§ **Directions**
Write the data below out exactly as it stands. Do not include the pictures.

§ **Supplied information**
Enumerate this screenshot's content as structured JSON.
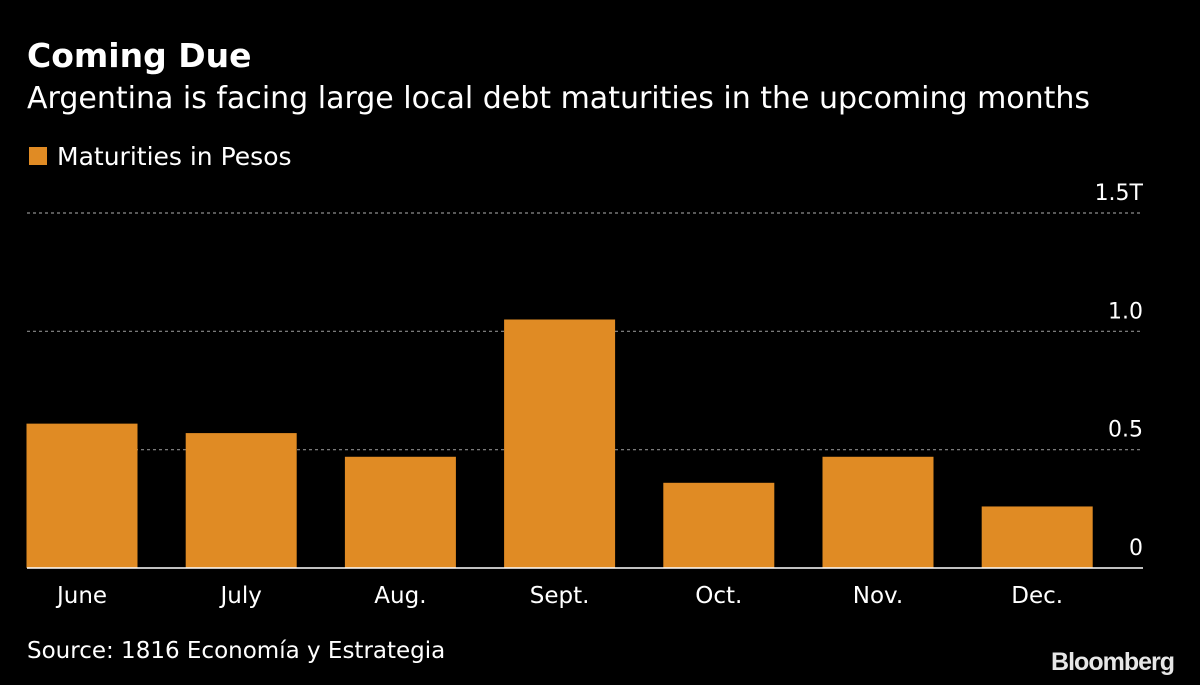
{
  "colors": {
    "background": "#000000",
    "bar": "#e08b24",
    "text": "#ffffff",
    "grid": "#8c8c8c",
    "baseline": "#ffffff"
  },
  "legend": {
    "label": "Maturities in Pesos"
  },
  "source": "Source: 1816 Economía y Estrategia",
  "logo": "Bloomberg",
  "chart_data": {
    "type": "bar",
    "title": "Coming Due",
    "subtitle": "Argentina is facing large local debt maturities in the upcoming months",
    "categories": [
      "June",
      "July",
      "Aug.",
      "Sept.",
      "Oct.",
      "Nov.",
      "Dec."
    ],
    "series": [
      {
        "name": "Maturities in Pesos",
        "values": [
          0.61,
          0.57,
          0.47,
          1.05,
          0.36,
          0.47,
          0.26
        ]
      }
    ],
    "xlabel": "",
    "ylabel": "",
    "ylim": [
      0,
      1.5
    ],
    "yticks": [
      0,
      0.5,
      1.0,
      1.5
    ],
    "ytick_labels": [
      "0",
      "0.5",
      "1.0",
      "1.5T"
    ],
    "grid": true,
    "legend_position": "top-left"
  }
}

§ **Answer for the task**
Enumerate this screenshot's content as structured JSON.
{
  "colors": {
    "background": "#000000",
    "bar": "#e08b24",
    "text": "#ffffff",
    "grid": "#8c8c8c",
    "baseline": "#ffffff"
  },
  "legend": {
    "label": "Maturities in Pesos"
  },
  "source": "Source: 1816 Economía y Estrategia",
  "logo": "Bloomberg",
  "chart_data": {
    "type": "bar",
    "title": "Coming Due",
    "subtitle": "Argentina is facing large local debt maturities in the upcoming months",
    "categories": [
      "June",
      "July",
      "Aug.",
      "Sept.",
      "Oct.",
      "Nov.",
      "Dec."
    ],
    "series": [
      {
        "name": "Maturities in Pesos",
        "values": [
          0.61,
          0.57,
          0.47,
          1.05,
          0.36,
          0.47,
          0.26
        ]
      }
    ],
    "xlabel": "",
    "ylabel": "",
    "ylim": [
      0,
      1.5
    ],
    "yticks": [
      0,
      0.5,
      1.0,
      1.5
    ],
    "ytick_labels": [
      "0",
      "0.5",
      "1.0",
      "1.5T"
    ],
    "grid": true,
    "legend_position": "top-left"
  }
}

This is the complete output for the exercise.